_THE PROBLEM_
Extract every line of the material that holds the string "down".

_DATA TO PROCESS_
⟨

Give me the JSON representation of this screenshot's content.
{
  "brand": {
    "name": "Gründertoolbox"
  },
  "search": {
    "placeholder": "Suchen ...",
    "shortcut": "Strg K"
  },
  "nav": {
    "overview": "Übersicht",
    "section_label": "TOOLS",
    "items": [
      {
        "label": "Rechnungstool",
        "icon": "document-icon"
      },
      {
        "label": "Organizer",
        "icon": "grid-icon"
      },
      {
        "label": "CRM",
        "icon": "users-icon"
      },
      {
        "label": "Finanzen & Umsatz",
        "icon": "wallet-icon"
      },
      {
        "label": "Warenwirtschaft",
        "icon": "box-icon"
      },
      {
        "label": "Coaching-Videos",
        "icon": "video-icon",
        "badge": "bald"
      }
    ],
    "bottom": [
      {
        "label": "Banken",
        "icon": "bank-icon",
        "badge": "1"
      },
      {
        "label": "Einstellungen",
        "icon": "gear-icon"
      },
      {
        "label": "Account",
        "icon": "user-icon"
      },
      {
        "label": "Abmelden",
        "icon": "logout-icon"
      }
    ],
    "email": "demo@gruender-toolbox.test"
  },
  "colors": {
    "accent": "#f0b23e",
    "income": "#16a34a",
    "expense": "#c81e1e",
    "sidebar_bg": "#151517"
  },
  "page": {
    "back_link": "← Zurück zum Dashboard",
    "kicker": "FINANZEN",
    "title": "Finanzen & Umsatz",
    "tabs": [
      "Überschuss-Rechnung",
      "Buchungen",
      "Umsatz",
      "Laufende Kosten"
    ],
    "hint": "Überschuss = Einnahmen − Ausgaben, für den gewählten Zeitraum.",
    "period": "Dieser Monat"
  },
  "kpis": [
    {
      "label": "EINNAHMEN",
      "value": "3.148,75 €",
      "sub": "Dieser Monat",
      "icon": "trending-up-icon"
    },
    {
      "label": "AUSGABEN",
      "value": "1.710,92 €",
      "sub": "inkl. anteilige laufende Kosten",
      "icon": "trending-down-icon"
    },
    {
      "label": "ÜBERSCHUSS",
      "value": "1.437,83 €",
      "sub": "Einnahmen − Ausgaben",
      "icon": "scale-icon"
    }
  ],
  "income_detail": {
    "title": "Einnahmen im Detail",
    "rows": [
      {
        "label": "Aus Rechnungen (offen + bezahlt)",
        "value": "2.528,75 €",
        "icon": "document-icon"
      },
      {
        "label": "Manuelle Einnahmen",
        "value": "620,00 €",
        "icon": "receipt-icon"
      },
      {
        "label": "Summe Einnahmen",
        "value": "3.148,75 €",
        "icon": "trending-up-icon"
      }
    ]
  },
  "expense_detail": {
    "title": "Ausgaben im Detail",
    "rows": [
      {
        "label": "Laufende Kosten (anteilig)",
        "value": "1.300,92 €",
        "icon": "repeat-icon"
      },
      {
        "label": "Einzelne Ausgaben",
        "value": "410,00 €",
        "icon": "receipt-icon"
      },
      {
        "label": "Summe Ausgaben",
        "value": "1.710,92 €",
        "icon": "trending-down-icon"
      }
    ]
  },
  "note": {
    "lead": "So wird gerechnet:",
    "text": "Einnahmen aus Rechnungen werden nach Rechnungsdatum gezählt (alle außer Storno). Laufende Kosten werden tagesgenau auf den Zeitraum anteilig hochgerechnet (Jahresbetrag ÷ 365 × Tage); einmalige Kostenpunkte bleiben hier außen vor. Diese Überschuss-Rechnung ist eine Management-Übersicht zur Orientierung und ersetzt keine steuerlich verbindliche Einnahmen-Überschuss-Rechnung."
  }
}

⟩

_SOLUTION_
      "icon": "trending-down-icon"
        "icon": "trending-down-icon"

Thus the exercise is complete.